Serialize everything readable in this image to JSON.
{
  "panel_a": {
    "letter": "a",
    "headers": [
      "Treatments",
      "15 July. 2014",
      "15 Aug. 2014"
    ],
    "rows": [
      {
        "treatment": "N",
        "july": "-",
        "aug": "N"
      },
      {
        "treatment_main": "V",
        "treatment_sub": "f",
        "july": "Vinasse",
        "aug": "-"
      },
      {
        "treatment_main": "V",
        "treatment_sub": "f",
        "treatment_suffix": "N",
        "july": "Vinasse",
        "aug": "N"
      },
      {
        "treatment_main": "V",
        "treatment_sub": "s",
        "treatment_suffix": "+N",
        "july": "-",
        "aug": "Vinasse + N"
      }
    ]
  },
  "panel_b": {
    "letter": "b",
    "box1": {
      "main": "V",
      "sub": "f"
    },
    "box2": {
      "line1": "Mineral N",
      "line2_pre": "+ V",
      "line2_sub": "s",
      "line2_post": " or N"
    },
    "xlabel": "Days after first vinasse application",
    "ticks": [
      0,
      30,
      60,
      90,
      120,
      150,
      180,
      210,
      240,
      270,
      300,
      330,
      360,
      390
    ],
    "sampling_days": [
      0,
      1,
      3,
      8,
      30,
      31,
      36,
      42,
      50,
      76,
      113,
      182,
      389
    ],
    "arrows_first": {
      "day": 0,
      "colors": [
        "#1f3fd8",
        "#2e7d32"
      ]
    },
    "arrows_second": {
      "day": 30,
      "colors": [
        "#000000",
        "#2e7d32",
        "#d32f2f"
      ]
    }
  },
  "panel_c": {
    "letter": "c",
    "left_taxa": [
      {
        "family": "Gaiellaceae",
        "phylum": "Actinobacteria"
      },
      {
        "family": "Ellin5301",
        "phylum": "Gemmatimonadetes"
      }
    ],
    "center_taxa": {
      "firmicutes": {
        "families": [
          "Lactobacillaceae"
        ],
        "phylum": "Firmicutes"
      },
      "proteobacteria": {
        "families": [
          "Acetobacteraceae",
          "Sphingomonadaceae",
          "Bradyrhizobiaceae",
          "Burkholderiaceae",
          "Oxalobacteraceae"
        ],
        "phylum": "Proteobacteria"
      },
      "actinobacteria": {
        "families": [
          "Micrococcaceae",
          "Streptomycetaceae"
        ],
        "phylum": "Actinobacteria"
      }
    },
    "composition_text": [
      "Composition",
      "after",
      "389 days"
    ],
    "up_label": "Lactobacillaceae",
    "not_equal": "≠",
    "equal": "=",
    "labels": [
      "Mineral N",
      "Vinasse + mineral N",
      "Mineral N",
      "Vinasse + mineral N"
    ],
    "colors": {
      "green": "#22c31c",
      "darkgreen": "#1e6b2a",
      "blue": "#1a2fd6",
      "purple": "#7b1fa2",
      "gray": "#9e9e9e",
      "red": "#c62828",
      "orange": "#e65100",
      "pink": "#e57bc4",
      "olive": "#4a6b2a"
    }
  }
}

★ ★ ★ ★

*Exercise brief*
Write down every line of the data above that includes the string "after".

*Response area*
    "xlabel": "Days after first vinasse application",
      "after",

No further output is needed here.